+++ Source document +++

As used herein the term "artificial sky light component" or "diffuse light component" may refer to artificial light that is representative of the real-life sky light component (e.g., absent the real-life sun light component), which can include a clear sky component and/or a cloud component (where both components are present the average component may be used) during daylight, sunset or sunrise. It may be representative of the real-life sky light component in respect of one or more of: colour, e.g., as defined by a CCT (e.g., 5000 -10000K); diffusivity; luminance profile or intensity; other suitable parameter, and; a variance of any of the aforesaid over an output aperture of the device. The diffuse light component may be uniform such that is does not vary by more than 10% or 20% or 30% or 40% over the entire output aperture, e.g., in terms of one or more of: colour diffusivity; luminance profile; intensity, and other suitable parameter. More particularly, said one or more parameters may be uniform to the extent where they do not vary by more than 10% or 20% or 30% or 40% for any given circular area on the output aperture of 10 mm diameter over at least 90% of the output aperture. In a particular example, the diffuse light is propagated over a HWHM solid angle that is at least 4 times larger or 9 times larger or 16 times larger than for the subtending HWHM solid angle of the sun light measured in Sr.

As used herein the term "sun light component" or "direct light component" may refer to artificial light that is representative of the real-life sun light component. It may be representative of the real-life sun light component in respect of one or more of: colour, e.g. as defined by a CCT (e.g. 3000 -5000k, which is less than that of the sky light component); divergence (e.g. an angle of divergence of the light rays may be no more than 5 or 2 or 1 or 0.5 degrees relative each other); luminance profile or intensity; other suitable parameter, and; a variance of any of the aforesaid over an output aperture of the device. In a particular example, the luminance profile of the sun light may have a narrow peak in the angular distribution around the direction of propagation which is subtended by a HWHM solid angle smaller than 0.2 sr or 0.3 sr. The sun light component may be projected uniformly over the output aperture, e.g., such that an average direction of propagation within a circle of diameter 10 mm at any position over the output aperture does not vary in angle by more than 2 or 5 or 10%. The sun light component may present to a user when looking into the device, as a circular disc positioned at infinity. As used herein the term "collimated light" may refer to light that has been processed by a collimated light generation system, which may form the sun light component.

+++ Records provided +++

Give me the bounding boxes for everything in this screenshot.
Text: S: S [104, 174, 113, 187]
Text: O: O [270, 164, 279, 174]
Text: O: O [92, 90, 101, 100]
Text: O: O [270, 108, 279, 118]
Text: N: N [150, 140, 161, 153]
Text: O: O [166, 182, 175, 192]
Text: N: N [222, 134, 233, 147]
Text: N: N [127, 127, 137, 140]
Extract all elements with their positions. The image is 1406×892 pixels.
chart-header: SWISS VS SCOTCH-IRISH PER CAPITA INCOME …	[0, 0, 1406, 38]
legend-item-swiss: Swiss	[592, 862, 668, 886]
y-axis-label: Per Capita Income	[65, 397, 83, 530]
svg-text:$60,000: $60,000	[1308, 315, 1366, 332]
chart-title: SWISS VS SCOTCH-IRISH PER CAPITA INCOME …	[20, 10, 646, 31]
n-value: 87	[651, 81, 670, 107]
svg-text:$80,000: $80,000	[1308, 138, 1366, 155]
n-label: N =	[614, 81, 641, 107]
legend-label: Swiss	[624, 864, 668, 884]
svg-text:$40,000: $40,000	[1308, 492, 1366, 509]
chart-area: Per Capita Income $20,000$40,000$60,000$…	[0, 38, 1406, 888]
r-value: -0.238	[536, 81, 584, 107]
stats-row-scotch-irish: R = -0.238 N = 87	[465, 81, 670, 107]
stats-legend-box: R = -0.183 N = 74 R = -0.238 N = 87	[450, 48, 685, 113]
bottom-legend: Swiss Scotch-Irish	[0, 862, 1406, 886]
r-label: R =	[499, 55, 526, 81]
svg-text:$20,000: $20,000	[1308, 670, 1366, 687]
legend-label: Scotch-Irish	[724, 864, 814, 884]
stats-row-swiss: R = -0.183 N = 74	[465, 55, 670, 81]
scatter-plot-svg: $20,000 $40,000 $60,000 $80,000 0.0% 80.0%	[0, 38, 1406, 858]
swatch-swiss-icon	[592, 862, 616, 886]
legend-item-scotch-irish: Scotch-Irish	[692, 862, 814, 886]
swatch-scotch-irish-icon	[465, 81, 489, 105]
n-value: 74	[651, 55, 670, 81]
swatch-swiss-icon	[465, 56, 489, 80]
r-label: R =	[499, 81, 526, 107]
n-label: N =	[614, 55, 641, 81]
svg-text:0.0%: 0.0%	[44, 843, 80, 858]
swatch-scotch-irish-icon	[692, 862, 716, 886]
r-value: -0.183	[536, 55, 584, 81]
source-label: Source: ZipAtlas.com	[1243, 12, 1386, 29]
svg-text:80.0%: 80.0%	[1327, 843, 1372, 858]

+++

▸ **Tasks to complete**:
**A.** Can you summarize the lighting definitions passage in two sentences?
**B.** Could you write the next part of the lighting definitions passage, picking up after its last sentence?
The records were drawn from a separate source.

▸ **Results for the exercise**:
**A.** The artificial sky light, or diffuse light, component is light representative of real-life sky light in parameters such as color, diffusivity and luminance, and it may vary by no more than 10% to 40% over the output aperture. The artificial sun light, or direct light, component is light representative of real-life sun light, with a CCT lower than the sky light's and narrow divergence, and it may appear to a user as a circular disc positioned at infinity.

**B.**
As used herein the term "output aperture" may refer to a viewing window of the device into which an observer can gaze. The output aperture may be 0.3 -2 m x 0.3 -2 m. The output aperture outputs the output light which is generated by the device. The output aperture may include a transparent member or a void instead of such a member. The output aperture may include a frame that frames the transparent member. As used herein the term "transparent member" may refer to a medium through which the output light is projected. The transparent member may be planar. The transparent member may be formed of glass or plastic or other suitable material.

As used herein the term "reflective member" may refer to an object that is capable of reflecting an image by specular reflection. It can include a member with any surface in which the texture or roughness of the surface is smaller (smoother) than the wavelength of the incident light. It may include surfaces formed of one or more of the following reflective materials: metals; metal oxides, and; dielectric materials. Examples of which include silver, aluminium, a titanium oxide based material including titanium dioxide or titanium trioxide. Any of the aforementioned may be applied as a thin coating on a glass carrier.

As used herein the term "a reflective and partially transmissive member" or "partially reflective member' may refer to a reflective member as defined above, which is additionally configured to transmit therethrough a portion of light which is not reflected. An example of which is a member formed with a lesser thickness than for the aforedescribed reflective material. The transmissivity maybe less than 50% or 30% for incident electromagnetic radiation. The thickness of the reflective material may be any one or the following: less than 700 nm; less than 100 nm; less than 50 nm, and; less than 5 nm, with any of the aforementioned maximum thickness ranges implemented with a minimum thickness of 1 nm.

As used herein the term "output light generation system" may refer to a single (or a distributed system) capable of generating the output light. The output light generation system maybe implemented as a diffuse light generation system and/or a collimated light generation system. The output light generation system may generate all the output light, or part of the output light. For example, output light may also include a portion of light down stream of the output aperture (e.g. other lighting in a room where said device is installed) which is transmitted into the device, via the output aperture, reflected and projected back out.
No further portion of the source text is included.